[Stored records]

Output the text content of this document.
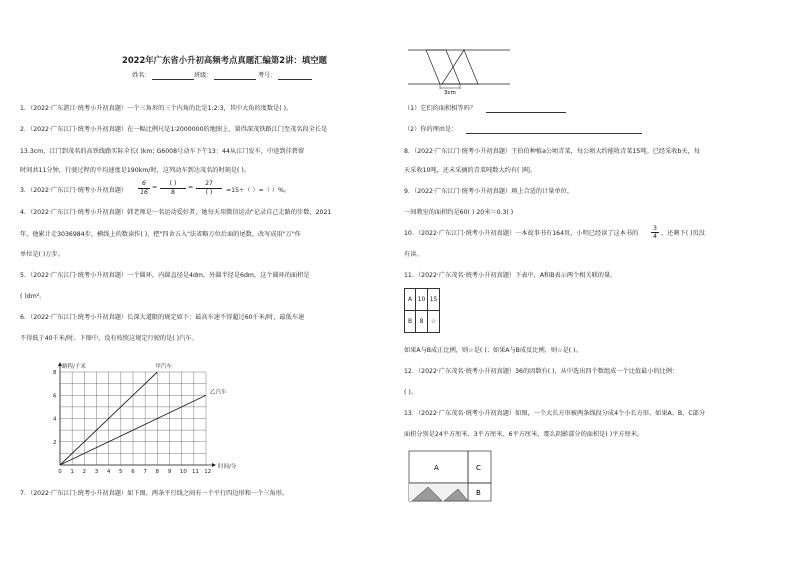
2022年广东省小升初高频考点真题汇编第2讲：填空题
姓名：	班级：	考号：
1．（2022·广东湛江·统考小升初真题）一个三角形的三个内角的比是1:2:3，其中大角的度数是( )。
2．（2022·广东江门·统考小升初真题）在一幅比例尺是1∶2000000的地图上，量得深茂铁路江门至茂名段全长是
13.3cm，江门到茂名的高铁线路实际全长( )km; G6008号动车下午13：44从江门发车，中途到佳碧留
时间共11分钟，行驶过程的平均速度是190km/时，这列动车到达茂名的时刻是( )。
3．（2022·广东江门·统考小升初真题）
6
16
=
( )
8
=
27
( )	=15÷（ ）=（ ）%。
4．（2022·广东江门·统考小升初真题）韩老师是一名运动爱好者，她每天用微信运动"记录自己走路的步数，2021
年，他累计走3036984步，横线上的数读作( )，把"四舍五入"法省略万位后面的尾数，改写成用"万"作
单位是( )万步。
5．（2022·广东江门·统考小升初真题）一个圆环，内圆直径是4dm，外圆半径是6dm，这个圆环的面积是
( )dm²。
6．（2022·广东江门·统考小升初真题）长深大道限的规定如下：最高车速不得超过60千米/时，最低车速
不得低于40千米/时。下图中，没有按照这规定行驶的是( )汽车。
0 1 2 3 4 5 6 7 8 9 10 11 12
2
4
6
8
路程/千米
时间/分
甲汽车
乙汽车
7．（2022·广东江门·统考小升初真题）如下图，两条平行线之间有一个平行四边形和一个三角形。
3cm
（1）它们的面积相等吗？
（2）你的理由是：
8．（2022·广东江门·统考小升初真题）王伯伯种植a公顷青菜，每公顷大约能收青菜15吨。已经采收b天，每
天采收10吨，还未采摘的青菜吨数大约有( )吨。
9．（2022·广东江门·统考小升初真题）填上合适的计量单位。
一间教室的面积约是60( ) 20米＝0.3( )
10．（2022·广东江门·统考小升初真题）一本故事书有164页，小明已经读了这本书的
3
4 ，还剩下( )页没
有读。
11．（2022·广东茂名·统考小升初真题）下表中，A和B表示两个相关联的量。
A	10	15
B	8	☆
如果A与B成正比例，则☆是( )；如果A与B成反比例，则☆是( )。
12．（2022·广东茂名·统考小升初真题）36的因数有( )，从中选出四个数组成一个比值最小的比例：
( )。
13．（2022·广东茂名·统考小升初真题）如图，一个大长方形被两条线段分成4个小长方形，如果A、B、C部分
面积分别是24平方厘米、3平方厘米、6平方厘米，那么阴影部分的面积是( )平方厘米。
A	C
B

==

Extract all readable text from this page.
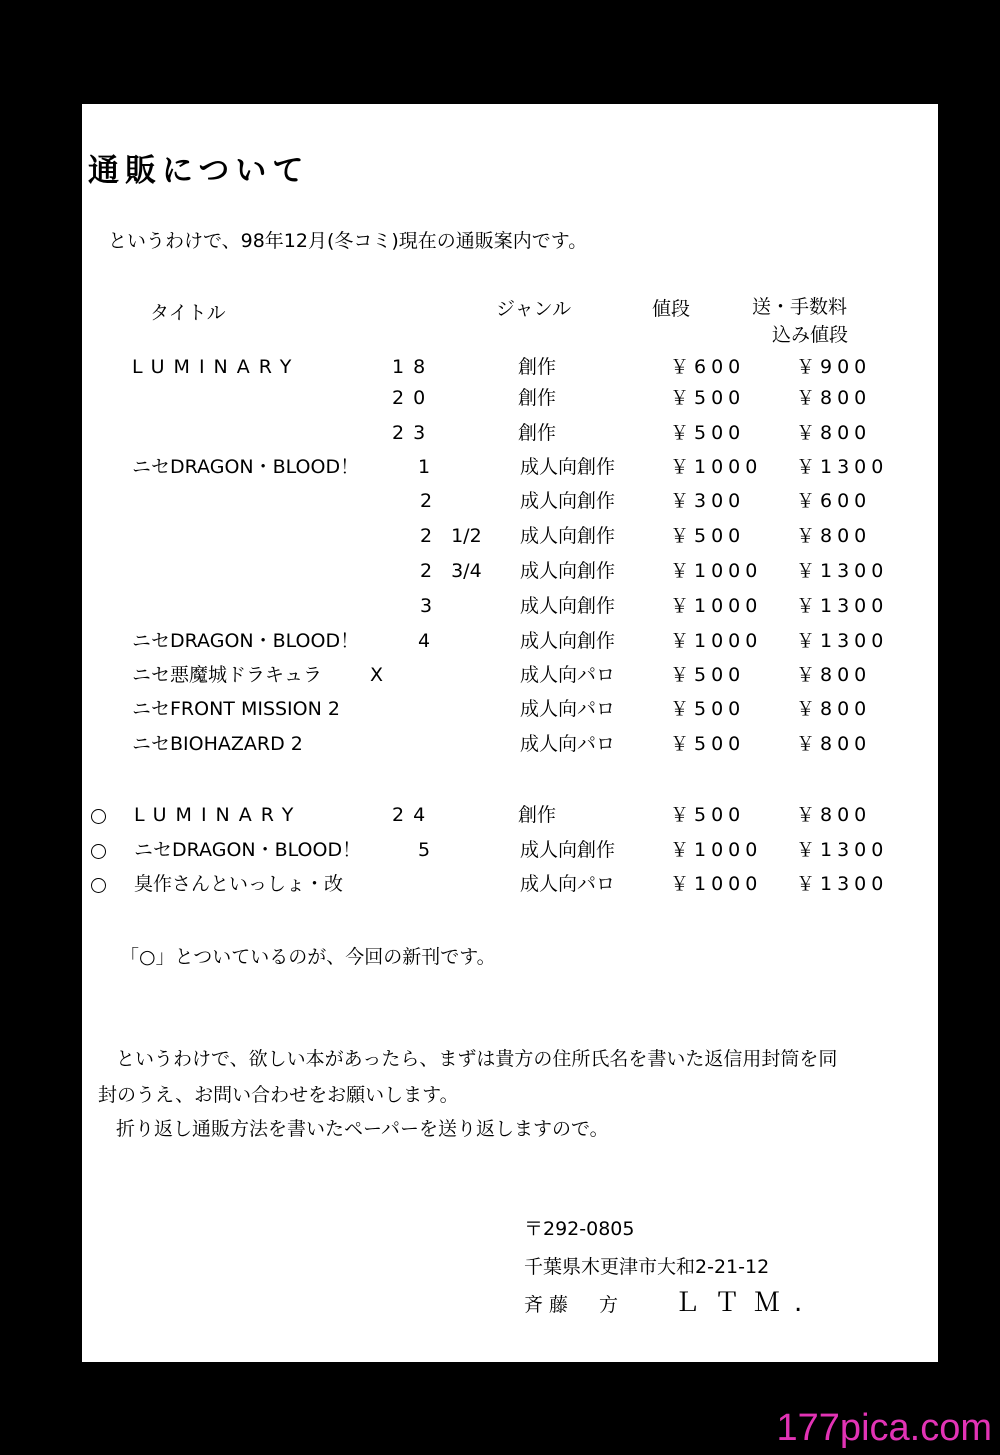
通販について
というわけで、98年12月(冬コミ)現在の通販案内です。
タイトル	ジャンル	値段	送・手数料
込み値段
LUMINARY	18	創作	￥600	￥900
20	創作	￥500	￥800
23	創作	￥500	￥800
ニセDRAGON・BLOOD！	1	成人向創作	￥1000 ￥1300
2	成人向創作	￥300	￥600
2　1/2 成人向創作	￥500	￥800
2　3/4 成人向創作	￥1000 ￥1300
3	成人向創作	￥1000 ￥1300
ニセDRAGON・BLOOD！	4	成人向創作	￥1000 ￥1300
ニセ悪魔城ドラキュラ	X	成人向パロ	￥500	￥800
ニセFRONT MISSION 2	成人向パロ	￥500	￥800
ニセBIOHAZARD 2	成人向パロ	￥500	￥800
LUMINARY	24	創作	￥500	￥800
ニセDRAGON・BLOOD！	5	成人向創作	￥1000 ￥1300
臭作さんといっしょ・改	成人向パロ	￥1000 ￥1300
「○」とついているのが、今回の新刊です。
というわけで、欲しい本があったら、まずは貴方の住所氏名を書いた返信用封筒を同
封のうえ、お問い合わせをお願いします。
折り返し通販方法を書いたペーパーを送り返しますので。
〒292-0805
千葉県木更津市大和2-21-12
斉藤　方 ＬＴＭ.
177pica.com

* * *

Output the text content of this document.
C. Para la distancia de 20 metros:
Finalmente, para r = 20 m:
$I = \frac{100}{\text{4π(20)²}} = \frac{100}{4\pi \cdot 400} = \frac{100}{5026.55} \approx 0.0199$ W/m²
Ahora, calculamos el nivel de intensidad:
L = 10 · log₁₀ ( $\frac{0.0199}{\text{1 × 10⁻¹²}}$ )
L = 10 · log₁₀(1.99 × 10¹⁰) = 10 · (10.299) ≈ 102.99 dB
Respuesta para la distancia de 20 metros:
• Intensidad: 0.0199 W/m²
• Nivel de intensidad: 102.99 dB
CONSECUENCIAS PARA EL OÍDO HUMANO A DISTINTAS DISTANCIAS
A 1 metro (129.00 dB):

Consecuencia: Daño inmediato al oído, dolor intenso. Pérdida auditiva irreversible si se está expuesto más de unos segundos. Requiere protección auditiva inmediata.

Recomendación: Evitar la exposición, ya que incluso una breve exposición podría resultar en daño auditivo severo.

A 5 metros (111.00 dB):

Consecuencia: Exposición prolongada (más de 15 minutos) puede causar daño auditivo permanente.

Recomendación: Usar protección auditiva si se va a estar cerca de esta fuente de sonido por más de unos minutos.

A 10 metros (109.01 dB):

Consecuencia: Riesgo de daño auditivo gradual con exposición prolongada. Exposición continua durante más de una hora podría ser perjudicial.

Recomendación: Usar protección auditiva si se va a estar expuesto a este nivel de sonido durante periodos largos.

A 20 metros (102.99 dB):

- Set exercise
Pick out each line above that includes "auditivo" and show it.

- Finished exercise
Recomendación: Evitar la exposición, ya que incluso una breve exposición podría resultar en daño auditivo severo.
Consecuencia: Exposición prolongada (más de 15 minutos) puede causar daño auditivo permanente.
Consecuencia: Riesgo de daño auditivo gradual con exposición prolongada. Exposición continua durante más de una hora podría ser perjudicial.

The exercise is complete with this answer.